* _Task material_
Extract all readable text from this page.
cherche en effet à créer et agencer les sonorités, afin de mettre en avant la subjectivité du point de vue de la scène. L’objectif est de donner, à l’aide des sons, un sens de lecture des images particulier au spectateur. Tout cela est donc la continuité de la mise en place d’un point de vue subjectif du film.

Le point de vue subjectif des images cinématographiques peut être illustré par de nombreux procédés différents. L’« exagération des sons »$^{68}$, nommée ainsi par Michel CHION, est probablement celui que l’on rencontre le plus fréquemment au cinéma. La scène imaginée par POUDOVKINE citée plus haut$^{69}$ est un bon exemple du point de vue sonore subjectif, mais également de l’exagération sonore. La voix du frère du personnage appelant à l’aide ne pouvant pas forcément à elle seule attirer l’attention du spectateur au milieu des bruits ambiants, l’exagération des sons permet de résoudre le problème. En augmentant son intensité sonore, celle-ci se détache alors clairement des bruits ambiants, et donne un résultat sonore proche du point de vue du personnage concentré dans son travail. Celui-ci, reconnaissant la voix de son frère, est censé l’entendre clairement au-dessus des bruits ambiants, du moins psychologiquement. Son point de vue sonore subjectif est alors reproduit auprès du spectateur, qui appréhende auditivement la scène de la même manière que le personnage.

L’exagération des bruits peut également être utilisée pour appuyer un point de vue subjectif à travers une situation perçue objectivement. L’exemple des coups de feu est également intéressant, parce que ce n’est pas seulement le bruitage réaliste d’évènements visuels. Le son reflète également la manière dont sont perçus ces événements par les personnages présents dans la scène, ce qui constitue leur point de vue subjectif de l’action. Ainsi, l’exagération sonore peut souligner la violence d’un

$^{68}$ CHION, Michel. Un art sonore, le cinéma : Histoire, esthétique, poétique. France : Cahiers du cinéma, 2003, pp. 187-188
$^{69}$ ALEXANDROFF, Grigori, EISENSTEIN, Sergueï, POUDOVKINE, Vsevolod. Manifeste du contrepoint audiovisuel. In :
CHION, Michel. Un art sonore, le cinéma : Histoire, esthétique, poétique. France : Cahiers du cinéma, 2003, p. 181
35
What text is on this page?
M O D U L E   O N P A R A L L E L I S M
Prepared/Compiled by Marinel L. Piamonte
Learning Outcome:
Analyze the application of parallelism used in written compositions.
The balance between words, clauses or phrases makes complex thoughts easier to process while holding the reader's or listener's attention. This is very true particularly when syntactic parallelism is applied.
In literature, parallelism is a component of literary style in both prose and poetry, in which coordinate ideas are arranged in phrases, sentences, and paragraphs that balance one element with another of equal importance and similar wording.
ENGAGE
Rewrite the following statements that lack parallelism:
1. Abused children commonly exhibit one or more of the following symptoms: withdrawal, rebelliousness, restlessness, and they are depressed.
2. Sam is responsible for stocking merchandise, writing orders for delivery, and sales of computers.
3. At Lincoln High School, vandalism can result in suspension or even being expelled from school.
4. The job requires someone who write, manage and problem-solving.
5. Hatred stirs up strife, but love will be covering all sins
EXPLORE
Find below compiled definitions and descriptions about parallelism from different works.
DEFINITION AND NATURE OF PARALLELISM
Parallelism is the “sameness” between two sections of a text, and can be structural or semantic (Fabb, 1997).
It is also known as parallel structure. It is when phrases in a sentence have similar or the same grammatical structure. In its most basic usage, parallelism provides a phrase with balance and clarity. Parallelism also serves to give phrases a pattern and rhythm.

* _What is asked_
Copy out each line of the material that holds the word "France".

* _Correct answer_
$^{68}$ CHION, Michel. Un art sonore, le cinéma : Histoire, esthétique, poétique. France : Cahiers du cinéma, 2003, pp. 187-188
CHION, Michel. Un art sonore, le cinéma : Histoire, esthétique, poétique. France : Cahiers du cinéma, 2003, p. 181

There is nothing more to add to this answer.